### TRECHO DO DOCUMENTO:
== == ==
Ela (Anna Akmatova) me contou que nunca usava
lápis e papel ao elaborar os seus poemas. Trabalhava em cada verso durante
muito tempo; mas só os anotava depois de o poema ter chegado a sua forma final,
às vezes até uma ou duas semanas depois de já o ter recitado em público para
seus amigos. Dizia que o processo de escrever, de segurar uma caneta na mão,
lhe parecia cansativo e, por isso, não gostava de escrever cartas. Sua letra
era laboriosa e desajeitada, como acontece com as pessoas que não estão
acostumadas a escrever. Lembro-me de que, uma vez, lhe pedi que pusesse
dedicatórias em dois livros que me tinha dado. A primeira ela já fez bem
curtinha; mas quando chegou na segunda, já cansada, limitou-se a assinar seu
nome. Era muito típico de sua maneira de ser, essa peculiaridade de memorizar o
poema por longo tempo, antes de confiá-lo ao papel. Com que atenção ela deve
ter ouvido a música interior das palavras, com que modo incorruptivelmente
terno deve tê-las carregado consigo, através de sua longa vida, até a morte.
Wladimir Weidlé (1895-1979)
Ana Akhmatova, poesia 1912-1964. Introdução de Wladimir Weidlé. Seleção, tradução e notas de Lauro Machado Coelho, L&PM, 1991.
== == ==
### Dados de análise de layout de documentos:
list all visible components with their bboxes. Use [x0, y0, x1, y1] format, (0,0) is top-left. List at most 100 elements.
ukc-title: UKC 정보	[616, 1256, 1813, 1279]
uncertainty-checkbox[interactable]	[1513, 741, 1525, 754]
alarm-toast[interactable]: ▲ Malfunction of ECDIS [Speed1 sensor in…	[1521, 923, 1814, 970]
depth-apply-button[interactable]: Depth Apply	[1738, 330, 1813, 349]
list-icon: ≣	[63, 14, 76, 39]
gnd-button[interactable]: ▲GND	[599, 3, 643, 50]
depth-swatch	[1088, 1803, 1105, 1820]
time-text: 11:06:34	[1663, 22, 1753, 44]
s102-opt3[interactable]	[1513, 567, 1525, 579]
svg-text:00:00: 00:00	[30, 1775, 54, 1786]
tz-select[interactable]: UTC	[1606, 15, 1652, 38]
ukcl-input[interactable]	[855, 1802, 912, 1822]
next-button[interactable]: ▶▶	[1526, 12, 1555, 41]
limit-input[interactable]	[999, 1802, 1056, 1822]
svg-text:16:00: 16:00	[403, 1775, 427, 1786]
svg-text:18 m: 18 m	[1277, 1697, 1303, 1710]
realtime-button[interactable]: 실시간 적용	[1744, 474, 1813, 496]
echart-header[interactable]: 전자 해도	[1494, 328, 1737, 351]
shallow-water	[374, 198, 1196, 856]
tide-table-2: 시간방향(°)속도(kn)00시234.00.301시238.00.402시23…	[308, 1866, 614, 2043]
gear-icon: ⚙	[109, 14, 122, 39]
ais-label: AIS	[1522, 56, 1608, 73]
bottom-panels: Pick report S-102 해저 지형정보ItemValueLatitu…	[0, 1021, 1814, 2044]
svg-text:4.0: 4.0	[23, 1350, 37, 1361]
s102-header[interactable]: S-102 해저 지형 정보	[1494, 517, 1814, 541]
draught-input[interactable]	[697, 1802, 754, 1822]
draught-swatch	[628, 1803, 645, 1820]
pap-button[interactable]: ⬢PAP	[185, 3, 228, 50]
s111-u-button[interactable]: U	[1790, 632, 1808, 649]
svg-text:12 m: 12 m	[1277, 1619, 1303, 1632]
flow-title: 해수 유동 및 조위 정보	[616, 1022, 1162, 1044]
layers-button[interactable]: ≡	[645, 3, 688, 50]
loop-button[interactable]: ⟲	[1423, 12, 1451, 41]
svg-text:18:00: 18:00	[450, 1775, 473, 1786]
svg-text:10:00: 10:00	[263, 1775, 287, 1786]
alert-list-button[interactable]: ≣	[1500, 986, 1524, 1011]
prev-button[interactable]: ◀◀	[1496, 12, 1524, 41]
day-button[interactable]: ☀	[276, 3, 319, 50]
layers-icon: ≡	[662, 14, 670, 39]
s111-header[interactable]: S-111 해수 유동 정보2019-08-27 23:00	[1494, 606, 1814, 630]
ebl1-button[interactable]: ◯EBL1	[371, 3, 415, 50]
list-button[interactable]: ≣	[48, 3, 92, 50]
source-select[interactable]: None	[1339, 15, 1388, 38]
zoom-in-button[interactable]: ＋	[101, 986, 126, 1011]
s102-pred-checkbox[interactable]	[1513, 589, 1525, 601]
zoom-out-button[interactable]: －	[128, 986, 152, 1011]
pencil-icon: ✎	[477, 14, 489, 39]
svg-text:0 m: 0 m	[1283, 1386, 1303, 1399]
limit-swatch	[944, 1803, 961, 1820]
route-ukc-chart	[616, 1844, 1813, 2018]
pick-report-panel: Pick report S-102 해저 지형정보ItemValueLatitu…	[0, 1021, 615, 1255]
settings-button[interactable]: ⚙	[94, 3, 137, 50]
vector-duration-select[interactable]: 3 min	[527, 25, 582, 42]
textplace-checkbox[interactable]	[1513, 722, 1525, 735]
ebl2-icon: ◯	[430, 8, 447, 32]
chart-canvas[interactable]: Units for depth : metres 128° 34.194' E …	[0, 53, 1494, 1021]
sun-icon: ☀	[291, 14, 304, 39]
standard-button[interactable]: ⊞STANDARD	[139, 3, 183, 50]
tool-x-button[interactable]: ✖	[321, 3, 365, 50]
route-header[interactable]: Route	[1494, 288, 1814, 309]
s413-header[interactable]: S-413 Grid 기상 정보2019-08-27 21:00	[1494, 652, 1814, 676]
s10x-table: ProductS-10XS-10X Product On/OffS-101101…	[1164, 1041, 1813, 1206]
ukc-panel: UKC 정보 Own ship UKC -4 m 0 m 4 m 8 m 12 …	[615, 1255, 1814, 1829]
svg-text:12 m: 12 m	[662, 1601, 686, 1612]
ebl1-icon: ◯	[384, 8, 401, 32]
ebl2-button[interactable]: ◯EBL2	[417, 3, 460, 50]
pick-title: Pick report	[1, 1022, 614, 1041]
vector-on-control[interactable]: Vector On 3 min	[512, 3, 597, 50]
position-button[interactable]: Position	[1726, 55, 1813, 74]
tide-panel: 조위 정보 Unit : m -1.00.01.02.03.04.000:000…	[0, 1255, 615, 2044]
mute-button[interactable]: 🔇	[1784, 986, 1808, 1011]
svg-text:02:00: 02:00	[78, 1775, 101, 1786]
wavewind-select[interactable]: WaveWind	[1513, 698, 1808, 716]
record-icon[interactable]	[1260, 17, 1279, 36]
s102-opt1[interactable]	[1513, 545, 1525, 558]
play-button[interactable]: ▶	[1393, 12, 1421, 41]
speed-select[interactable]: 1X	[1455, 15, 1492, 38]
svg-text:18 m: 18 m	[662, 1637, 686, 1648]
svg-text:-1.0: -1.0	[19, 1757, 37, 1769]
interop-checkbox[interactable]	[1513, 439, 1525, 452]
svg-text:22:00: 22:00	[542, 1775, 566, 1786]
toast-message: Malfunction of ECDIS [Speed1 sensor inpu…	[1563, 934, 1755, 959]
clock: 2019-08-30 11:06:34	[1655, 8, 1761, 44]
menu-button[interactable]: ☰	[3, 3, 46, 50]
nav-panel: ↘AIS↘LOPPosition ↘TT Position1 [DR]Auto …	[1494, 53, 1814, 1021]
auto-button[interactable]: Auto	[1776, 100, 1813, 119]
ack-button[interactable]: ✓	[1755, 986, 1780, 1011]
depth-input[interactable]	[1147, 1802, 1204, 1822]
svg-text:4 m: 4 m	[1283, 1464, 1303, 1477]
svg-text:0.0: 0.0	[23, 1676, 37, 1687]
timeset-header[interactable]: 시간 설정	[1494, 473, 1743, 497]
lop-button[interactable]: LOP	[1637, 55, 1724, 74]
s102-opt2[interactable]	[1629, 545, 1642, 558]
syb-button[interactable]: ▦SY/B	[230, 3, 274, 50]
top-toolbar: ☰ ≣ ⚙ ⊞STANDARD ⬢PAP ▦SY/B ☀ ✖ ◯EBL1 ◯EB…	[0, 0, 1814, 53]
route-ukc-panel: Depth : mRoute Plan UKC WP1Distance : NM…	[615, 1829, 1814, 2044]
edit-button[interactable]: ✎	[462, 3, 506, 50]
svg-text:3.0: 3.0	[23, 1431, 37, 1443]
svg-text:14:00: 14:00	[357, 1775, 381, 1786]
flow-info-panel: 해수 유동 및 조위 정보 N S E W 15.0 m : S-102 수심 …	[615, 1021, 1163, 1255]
== == ==
### AÇÃO NECESSÁRIA:
Por favor, transcreva literalmente o trecho do relato sobre Akhmatova que vai de "Wladimir Weidlé (1895-1979)" até "Coelho, L&PM, 1991.", incluindo essas palavras. Os registros não têm nenhum papel aqui.

### RESULTADO DA TAREFA:
Wladimir Weidlé (1895-1979)
Ana Akhmatova, poesia 1912-1964. Introdução de Wladimir Weidlé. Seleção, tradução e notas de Lauro Machado Coelho, L&PM, 1991.